- **Фрагмент документа**:

::::::

В общем-то, я понимаю Наталью Андреевну. Она ведь, кажется, так и не поверила даже тому, например, что один из лучших наших филологов-классиков был вполне искренен, когда утверждал, что уважает Соболевского, несмотря на то, что он же говорил о нем в некоторых интервью и беседах как о тупиковом и ретроградном типе ученого, хотя по-своему и небесполезном. А мне кажется, он вполне был искренен в обоих случаях. Ведь можно видеть в человеке и то, и другое, судить о нем и так, и сяк, ценить за одно, отстраняться от другого, почитать его достижения, но не принимать за безоговорочный образец для подражания. Повторю, что и Клара Петровна не идеализировала Соболевского. Она отдавала ему должное. Просто этот долг виделся ей очень большим.

 

 

4. Праздные побочные рассуждения (мои). Ранняя литература – хрестоматия

Итак, чтение с комментариями. Такой подход может казаться упрощенным, но по сути он правильный. Надев маску резонера, скажу, что изучение литературы – настоящее, взрослое, университетcкое – должно начинаться с чтения произведений на языке оригинала, да после всего прочего к нему же и возвращаться. Если только мы говорим об изучении литературы, а не о пирогах со шкварками. Поэтому в идеальном случае – то есть, если преподаватель правильно распоряжается временем – римская литература изучается по большей части в рамках предмета «латинский язык и авторы» или разных семинаров. На долю же предмета «римская литература» можно оставить некоторые обобщения, обзорное первое знакомство с авторами, на чтение которых заведомо не хватит времени на «латинском языке и авторах», а также изучение тех памятников словесности, которые, в силу их внутренних особенностей или просто в силу фрагментарности, не читаются наряду с обычными «латинскими авторами».

 

Клара Петровна ухитрялась, кроме всего этого, еще и прочесть с нами в оригинале некоторое количество стихов обычным «аудиторным методом» – или заставить нас прочесть их дома. Все мои университетские конспекты погибли, но сохранился листок в клеточку, на котором записано под диктовку К.П., что нужно прочесть по-латински из Катулла, Вергилия и элегиков к особенному зачету, без которого она не допускала к экзамену. Кажется, помеченное на листке по объему едва ли не равнялось тому, что мы обычно успевали прочитать за семестр на «латинских авторах».

::::::

- **Фрагменты данных**:
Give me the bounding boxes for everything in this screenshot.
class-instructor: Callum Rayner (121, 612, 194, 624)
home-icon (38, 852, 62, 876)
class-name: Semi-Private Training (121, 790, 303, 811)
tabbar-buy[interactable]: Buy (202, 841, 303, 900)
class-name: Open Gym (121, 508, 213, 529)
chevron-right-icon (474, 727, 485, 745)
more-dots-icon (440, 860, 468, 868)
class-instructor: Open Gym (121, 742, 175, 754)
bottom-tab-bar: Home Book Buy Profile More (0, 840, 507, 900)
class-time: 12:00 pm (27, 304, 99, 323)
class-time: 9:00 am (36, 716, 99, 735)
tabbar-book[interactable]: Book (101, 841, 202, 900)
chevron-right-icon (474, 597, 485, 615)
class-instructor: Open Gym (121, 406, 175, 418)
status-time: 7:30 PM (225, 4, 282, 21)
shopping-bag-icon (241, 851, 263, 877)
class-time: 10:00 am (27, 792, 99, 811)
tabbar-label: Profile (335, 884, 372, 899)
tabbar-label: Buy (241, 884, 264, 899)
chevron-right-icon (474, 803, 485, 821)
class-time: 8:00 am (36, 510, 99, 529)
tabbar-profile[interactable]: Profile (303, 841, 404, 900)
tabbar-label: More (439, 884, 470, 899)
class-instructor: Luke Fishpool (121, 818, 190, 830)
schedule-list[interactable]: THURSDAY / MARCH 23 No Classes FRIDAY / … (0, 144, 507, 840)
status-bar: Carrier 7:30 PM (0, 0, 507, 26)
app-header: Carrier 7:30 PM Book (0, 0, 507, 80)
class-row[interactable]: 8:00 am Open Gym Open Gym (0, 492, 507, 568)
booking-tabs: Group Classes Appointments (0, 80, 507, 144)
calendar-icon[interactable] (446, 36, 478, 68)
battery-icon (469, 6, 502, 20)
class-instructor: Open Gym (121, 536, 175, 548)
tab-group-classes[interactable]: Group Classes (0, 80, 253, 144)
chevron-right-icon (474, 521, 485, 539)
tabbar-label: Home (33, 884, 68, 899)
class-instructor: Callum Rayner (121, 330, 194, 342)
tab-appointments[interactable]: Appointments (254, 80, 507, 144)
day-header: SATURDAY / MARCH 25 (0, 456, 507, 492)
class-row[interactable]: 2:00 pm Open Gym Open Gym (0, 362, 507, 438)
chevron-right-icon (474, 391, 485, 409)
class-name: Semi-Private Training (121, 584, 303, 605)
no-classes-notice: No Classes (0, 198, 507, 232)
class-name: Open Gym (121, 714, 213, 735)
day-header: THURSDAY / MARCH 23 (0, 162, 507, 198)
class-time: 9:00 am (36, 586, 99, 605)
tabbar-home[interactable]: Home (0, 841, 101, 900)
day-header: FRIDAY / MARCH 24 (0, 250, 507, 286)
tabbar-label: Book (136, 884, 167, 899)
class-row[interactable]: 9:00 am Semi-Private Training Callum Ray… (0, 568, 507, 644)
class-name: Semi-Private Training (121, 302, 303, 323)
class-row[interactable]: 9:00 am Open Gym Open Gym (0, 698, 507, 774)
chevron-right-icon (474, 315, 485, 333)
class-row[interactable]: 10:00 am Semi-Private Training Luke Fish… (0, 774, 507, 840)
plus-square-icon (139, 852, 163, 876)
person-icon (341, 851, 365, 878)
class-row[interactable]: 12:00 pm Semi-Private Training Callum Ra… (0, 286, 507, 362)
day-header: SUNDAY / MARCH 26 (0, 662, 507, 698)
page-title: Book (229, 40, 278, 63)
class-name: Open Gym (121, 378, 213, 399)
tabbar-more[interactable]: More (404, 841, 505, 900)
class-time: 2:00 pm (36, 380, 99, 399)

::::::

- **Задания для работы**:
**a.** Ответьте по отрывку о Кларе Петровне на три вопроса:
(i) Каким типом ученого, по словам одного из лучших филологов-классиков, был Соболевский в его интервью и беседах?
(ii) С чего, по утверждению автора, должно начинаться настоящее университетское изучение литературы?
(iii) Что было записано под диктовку на сохранившемся листке в клеточку?
**b.** Продолжите отрывок о Кларе Петровне после его последнего предложения.
Строки для этой работы не нужны.

- **Ответы к заданиям**:
**a.**
(i) Тупиковым и ретроградным типом ученого, хотя по-своему и небесполезным.
(ii) С чтения произведений на языке оригинала.
(iii) Что нужно прочесть по-латински из Катулла, Вергилия и элегиков к особенному зачету, без которого Клара Петровна не допускала к экзамену.

**b.**
 

Нужно сказать, что программа курса «Римская литература», составленная Кларой Петровной и действовавшая до недавнего времени, не отражает этого подхода и содержит в списке рекомендуемой литературы в основном русские переводы и русскоязычные критические статьи и учебники. В остальном (то есть по части западной литературы и латинских оригиналов) дана ссылка на библиографии и на «Восхождение и закат римского мира» (не без некоторого юмора, как мне кажется). По-настоящему хорошую программу и библиографическую ориентацию, отвечающую нормальным университетским требованиям, можно найти в методической брошюре А.Е. Кузнецова «Введение в курс “История римской литературы”». Но вот окажется ли возможным так ее преподавать и изучать в рамках нашего университета, как предполагает это пособие, – большой вопрос.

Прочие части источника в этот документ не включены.